▸ **RECORDS SHOWN**:
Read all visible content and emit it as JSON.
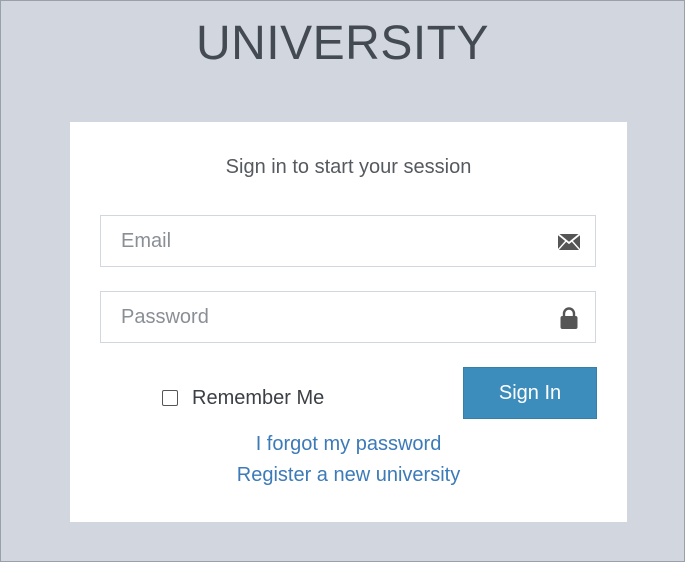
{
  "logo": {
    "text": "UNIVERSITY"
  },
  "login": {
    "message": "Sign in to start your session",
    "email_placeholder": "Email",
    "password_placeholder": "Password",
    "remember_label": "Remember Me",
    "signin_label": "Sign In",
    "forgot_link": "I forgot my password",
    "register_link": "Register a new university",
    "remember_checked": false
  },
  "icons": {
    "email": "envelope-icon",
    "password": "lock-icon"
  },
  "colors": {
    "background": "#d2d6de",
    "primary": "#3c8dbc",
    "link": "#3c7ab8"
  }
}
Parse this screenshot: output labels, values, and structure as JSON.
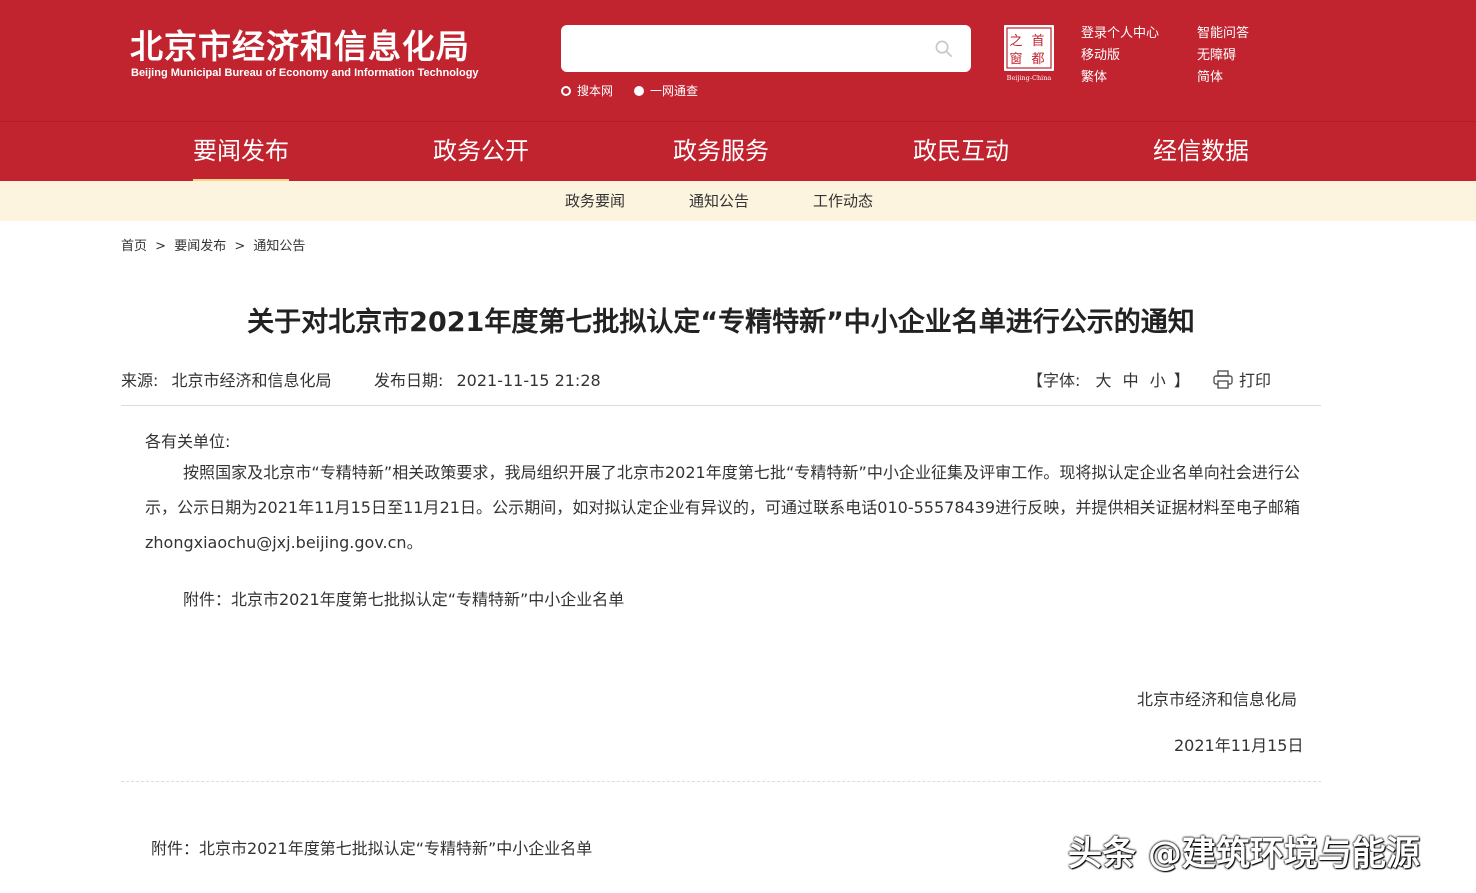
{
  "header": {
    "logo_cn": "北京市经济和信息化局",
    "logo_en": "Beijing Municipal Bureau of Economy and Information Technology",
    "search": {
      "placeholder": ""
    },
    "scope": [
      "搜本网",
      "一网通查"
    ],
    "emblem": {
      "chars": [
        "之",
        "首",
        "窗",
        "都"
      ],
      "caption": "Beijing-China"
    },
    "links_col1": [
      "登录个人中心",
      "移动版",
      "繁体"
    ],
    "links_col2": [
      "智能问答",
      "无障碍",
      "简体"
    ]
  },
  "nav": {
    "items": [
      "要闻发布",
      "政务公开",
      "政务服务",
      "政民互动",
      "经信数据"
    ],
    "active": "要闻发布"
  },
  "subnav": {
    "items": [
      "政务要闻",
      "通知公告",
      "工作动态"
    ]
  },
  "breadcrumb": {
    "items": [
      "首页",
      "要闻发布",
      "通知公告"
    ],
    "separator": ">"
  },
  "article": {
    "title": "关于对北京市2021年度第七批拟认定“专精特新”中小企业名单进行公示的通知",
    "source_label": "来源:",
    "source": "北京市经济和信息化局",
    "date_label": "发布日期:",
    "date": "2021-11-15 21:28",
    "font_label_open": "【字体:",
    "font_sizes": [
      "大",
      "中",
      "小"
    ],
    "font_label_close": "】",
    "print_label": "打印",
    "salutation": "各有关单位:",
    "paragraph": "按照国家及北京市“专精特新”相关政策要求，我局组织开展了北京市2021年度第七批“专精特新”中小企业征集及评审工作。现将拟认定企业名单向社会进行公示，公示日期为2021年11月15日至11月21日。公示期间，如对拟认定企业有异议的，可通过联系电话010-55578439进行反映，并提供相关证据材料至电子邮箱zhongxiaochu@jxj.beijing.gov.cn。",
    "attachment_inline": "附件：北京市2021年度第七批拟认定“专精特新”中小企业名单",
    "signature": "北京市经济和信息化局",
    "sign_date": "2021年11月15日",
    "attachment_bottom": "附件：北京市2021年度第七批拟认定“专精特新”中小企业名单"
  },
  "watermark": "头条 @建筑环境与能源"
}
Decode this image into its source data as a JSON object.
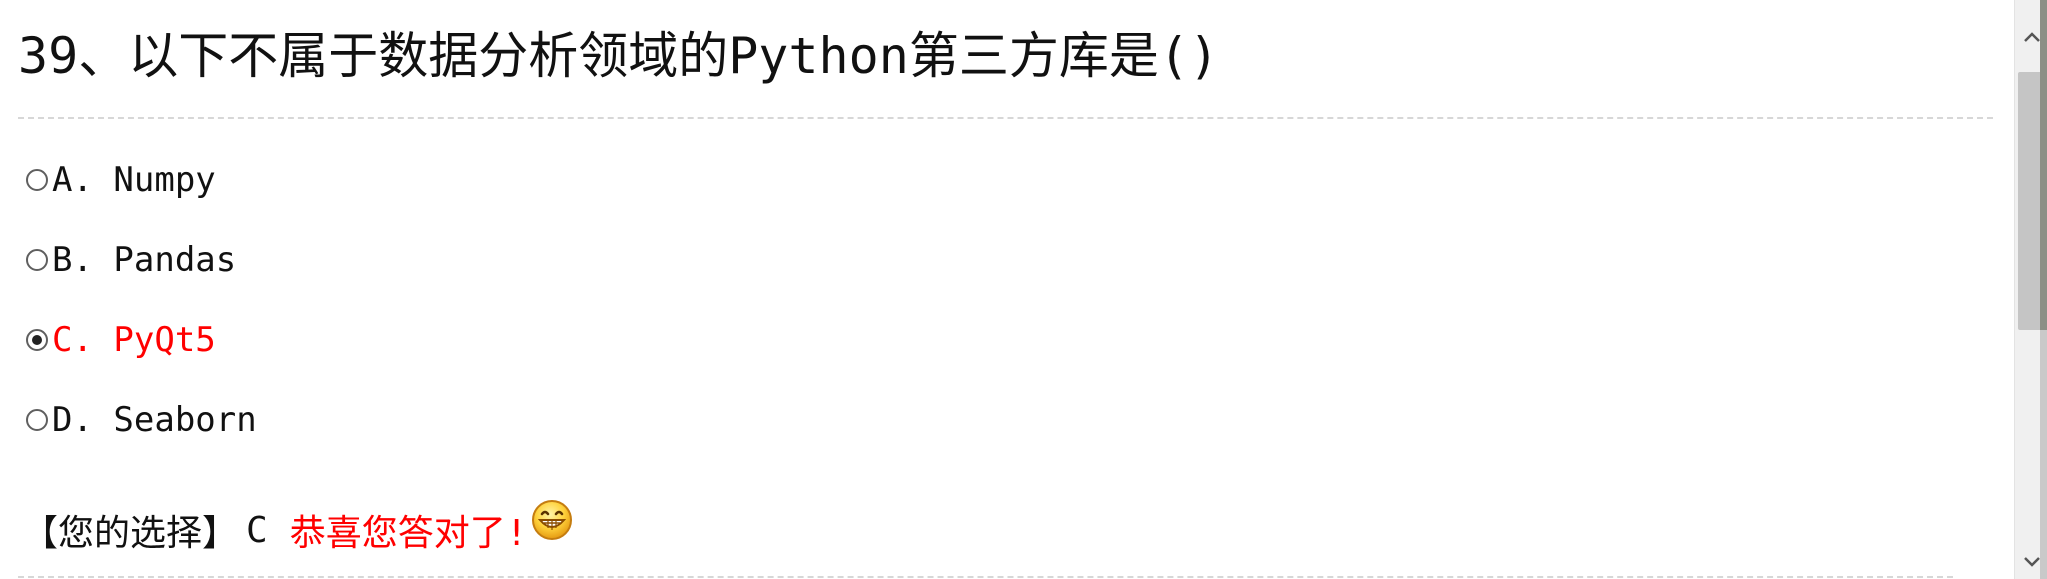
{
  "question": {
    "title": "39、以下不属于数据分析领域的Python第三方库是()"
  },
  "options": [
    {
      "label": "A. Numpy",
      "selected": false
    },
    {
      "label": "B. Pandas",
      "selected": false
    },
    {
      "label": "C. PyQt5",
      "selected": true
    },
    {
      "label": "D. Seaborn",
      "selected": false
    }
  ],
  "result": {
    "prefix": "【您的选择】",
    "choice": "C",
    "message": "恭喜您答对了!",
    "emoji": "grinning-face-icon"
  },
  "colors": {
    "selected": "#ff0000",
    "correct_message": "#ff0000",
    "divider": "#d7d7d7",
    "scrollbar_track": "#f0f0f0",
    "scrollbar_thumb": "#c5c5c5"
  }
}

▸ **EXERCISE**:
Extract the full listing exactly, with the pictures left out.

▸ **COMPLETE RESPONSE**:
Read all visible content and emit it as JSON.
{
  "logo": {
    "text": "UNIVERSITY"
  },
  "login": {
    "message": "Sign in to start your session",
    "email_placeholder": "Email",
    "password_placeholder": "Password",
    "remember_label": "Remember Me",
    "signin_label": "Sign In",
    "forgot_link": "I forgot my password",
    "register_link": "Register a new university",
    "remember_checked": false
  },
  "icons": {
    "email": "envelope-icon",
    "password": "lock-icon"
  },
  "colors": {
    "background": "#d2d6de",
    "primary": "#3c8dbc",
    "link": "#3c7ab8"
  }
}
Parse this screenshot: output labels, values, and structure as JSON.
{
  "header": {
    "logo_cn": "北京市经济和信息化局",
    "logo_en": "Beijing Municipal Bureau of Economy and Information Technology",
    "search": {
      "placeholder": ""
    },
    "scope": [
      "搜本网",
      "一网通查"
    ],
    "emblem": {
      "chars": [
        "之",
        "首",
        "窗",
        "都"
      ],
      "caption": "Beijing-China"
    },
    "links_col1": [
      "登录个人中心",
      "移动版",
      "繁体"
    ],
    "links_col2": [
      "智能问答",
      "无障碍",
      "简体"
    ]
  },
  "nav": {
    "items": [
      "要闻发布",
      "政务公开",
      "政务服务",
      "政民互动",
      "经信数据"
    ],
    "active": "要闻发布"
  },
  "subnav": {
    "items": [
      "政务要闻",
      "通知公告",
      "工作动态"
    ]
  },
  "breadcrumb": {
    "items": [
      "首页",
      "要闻发布",
      "通知公告"
    ],
    "separator": ">"
  },
  "article": {
    "title": "关于对北京市2021年度第七批拟认定“专精特新”中小企业名单进行公示的通知",
    "source_label": "来源:",
    "source": "北京市经济和信息化局",
    "date_label": "发布日期:",
    "date": "2021-11-15 21:28",
    "font_label_open": "【字体:",
    "font_sizes": [
      "大",
      "中",
      "小"
    ],
    "font_label_close": "】",
    "print_label": "打印",
    "salutation": "各有关单位:",
    "paragraph": "按照国家及北京市“专精特新”相关政策要求，我局组织开展了北京市2021年度第七批“专精特新”中小企业征集及评审工作。现将拟认定企业名单向社会进行公示，公示日期为2021年11月15日至11月21日。公示期间，如对拟认定企业有异议的，可通过联系电话010-55578439进行反映，并提供相关证据材料至电子邮箱zhongxiaochu@jxj.beijing.gov.cn。",
    "attachment_inline": "附件：北京市2021年度第七批拟认定“专精特新”中小企业名单",
    "signature": "北京市经济和信息化局",
    "sign_date": "2021年11月15日",
    "attachment_bottom": "附件：北京市2021年度第七批拟认定“专精特新”中小企业名单"
  },
  "watermark": "头条 @建筑环境与能源"
}
Decode this image into its source data as a JSON object.
{
  "question": {
    "title": "39、以下不属于数据分析领域的Python第三方库是()"
  },
  "options": [
    {
      "label": "A. Numpy",
      "selected": false
    },
    {
      "label": "B. Pandas",
      "selected": false
    },
    {
      "label": "C. PyQt5",
      "selected": true
    },
    {
      "label": "D. Seaborn",
      "selected": false
    }
  ],
  "result": {
    "prefix": "【您的选择】",
    "choice": "C",
    "message": "恭喜您答对了!",
    "emoji": "grinning-face-icon"
  },
  "colors": {
    "selected": "#ff0000",
    "correct_message": "#ff0000",
    "divider": "#d7d7d7",
    "scrollbar_track": "#f0f0f0",
    "scrollbar_thumb": "#c5c5c5"
  }
}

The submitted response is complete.